**GIVEN EXERCISE:**
Please write out every listing below word for word, leaving the pictures out.

[Layout dataset entries]
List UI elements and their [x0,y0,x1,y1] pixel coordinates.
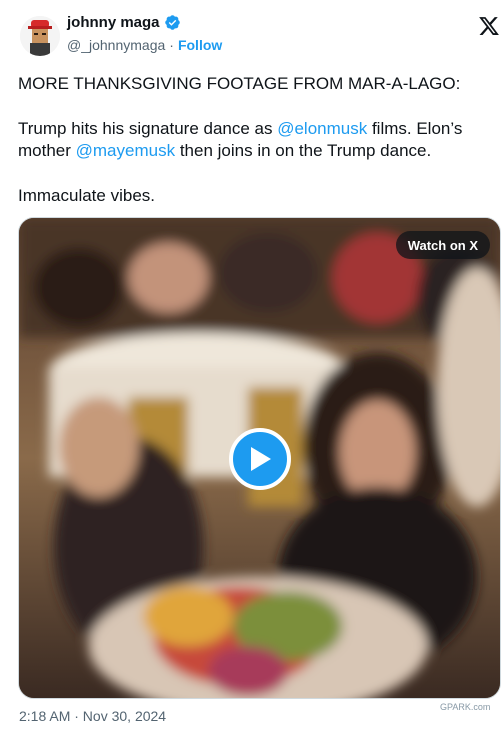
video-player[interactable]: Watch on X [18,217,501,699]
verified-icon [164,15,180,30]
play-button[interactable] [229,428,291,490]
x-logo-icon[interactable] [478,15,500,37]
tweet-line-3: Immaculate vibes. [18,185,155,205]
tweet-line-1: MORE THANKSGIVING FOOTAGE FROM MAR-A-LAG… [18,74,461,93]
play-icon [251,447,271,471]
display-name[interactable]: johnny maga [67,14,160,31]
watch-on-x-button[interactable]: Watch on X [395,231,490,259]
handle[interactable]: @_johnnymaga [67,37,165,53]
tweet-text: MORE THANKSGIVING FOOTAGE FROM MAR-A-LAG… [18,73,498,229]
tweet-header: johnny maga @_johnnymaga · Follow [0,0,503,62]
mention-elonmusk[interactable]: @elonmusk [277,119,367,138]
handle-row: @_johnnymaga · Follow [67,37,222,53]
timestamp[interactable]: 2:18 AM · Nov 30, 2024 [19,708,166,724]
watermark: GPARK.com [440,702,491,712]
tweet-text-segment: Trump hits his signature dance as [18,118,278,138]
follow-button[interactable]: Follow [178,37,222,53]
tweet-text-segment: then joins in on the Trump dance. [175,141,432,160]
mention-mayemusk[interactable]: @mayemusk [76,141,175,160]
avatar[interactable] [20,16,60,56]
separator: · [169,37,174,53]
tweet-paragraph-2: Trump hits his signature dance as @elonm… [18,118,498,163]
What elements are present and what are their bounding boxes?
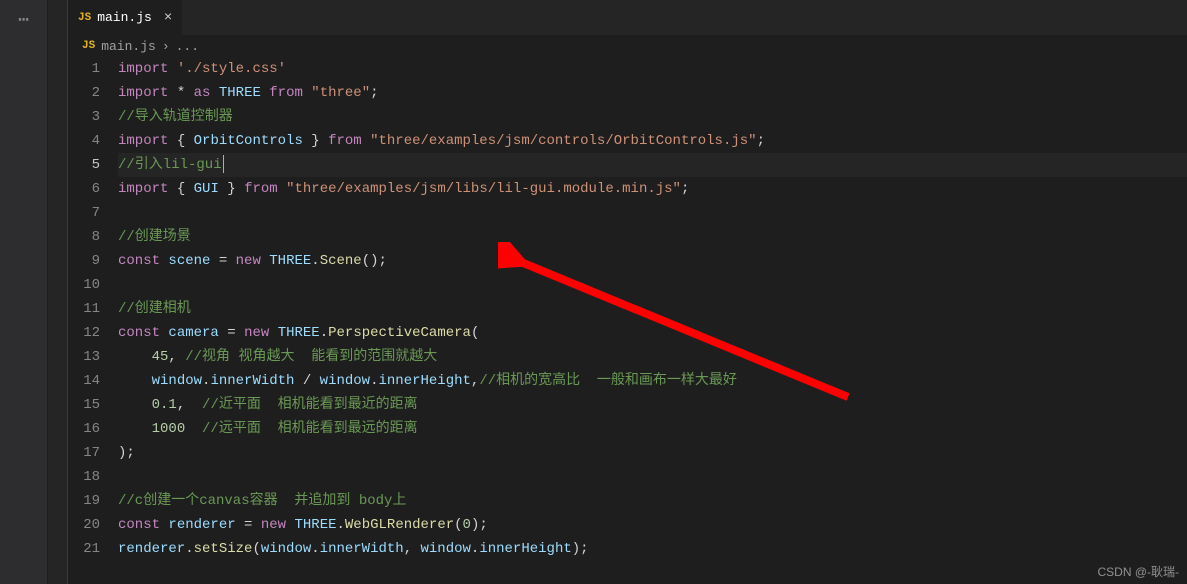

**OUTPUT OF THE TASK:**
List UI elements and their [x0,y0,x1,y1] pixel coordinates.
video-player[interactable]: Watch on X [18,217,501,699]
verified-icon [164,15,180,30]
play-button[interactable] [229,428,291,490]
x-logo-icon[interactable] [478,15,500,37]
tweet-line-3: Immaculate vibes. [18,185,155,205]
tweet-line-1: MORE THANKSGIVING FOOTAGE FROM MAR-A-LAG… [18,74,461,93]
play-icon [251,447,271,471]
display-name[interactable]: johnny maga [67,14,160,31]
watch-on-x-button[interactable]: Watch on X [395,231,490,259]
handle[interactable]: @_johnnymaga [67,37,165,53]
tweet-text: MORE THANKSGIVING FOOTAGE FROM MAR-A-LAG… [18,73,498,229]
tweet-header: johnny maga @_johnnymaga · Follow [0,0,503,62]
mention-elonmusk[interactable]: @elonmusk [277,119,367,138]
handle-row: @_johnnymaga · Follow [67,37,222,53]
timestamp[interactable]: 2:18 AM · Nov 30, 2024 [19,708,166,724]
watermark: GPARK.com [440,702,491,712]
tweet-text-segment: Trump hits his signature dance as [18,118,278,138]
follow-button[interactable]: Follow [178,37,222,53]
tweet-text-segment: then joins in on the Trump dance. [175,141,432,160]
mention-mayemusk[interactable]: @mayemusk [76,141,175,160]
avatar[interactable] [20,16,60,56]
separator: · [169,37,174,53]
tweet-paragraph-2: Trump hits his signature dance as @elonm… [18,118,498,163]
What elements are present and what are their bounding boxes?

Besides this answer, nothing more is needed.